======== Records for this exercise ========

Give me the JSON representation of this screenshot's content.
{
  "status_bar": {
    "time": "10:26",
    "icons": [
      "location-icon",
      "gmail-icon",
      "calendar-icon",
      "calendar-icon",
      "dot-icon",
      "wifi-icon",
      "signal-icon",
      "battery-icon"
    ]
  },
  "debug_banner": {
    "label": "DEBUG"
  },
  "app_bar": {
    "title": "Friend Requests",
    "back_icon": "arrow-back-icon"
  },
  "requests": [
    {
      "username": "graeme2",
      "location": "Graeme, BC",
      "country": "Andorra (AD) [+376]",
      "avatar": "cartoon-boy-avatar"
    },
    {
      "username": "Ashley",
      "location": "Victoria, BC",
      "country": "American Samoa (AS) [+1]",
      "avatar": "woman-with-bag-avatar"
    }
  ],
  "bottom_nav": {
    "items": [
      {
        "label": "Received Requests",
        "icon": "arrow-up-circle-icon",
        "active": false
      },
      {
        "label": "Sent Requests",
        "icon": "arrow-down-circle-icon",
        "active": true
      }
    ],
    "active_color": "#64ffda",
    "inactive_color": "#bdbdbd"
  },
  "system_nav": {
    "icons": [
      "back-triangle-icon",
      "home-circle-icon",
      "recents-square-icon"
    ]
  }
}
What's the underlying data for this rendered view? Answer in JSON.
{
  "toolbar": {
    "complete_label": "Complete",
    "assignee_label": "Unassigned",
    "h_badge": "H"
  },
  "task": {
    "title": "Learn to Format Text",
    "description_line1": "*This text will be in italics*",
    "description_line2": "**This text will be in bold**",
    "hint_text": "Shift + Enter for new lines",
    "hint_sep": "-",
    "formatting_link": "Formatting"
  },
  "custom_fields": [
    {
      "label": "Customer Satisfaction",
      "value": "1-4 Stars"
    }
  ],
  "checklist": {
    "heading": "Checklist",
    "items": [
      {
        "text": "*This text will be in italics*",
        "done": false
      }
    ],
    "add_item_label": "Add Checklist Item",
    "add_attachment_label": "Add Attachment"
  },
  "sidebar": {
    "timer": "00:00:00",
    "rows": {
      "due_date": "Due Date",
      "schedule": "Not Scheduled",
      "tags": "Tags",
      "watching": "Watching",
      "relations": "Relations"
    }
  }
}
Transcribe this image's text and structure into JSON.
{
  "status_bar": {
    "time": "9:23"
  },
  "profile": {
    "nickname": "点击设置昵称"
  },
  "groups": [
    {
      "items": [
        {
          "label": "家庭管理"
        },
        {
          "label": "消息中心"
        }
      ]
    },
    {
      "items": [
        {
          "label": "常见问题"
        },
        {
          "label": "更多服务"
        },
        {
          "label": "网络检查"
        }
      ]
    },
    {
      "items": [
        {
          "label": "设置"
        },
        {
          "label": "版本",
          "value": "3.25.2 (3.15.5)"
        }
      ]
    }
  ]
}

========

In the entries above, find each line with the string "arrow" and copy it.

    "back_icon": "arrow-back-icon"
        "icon": "arrow-up-circle-icon",
        "icon": "arrow-down-circle-icon",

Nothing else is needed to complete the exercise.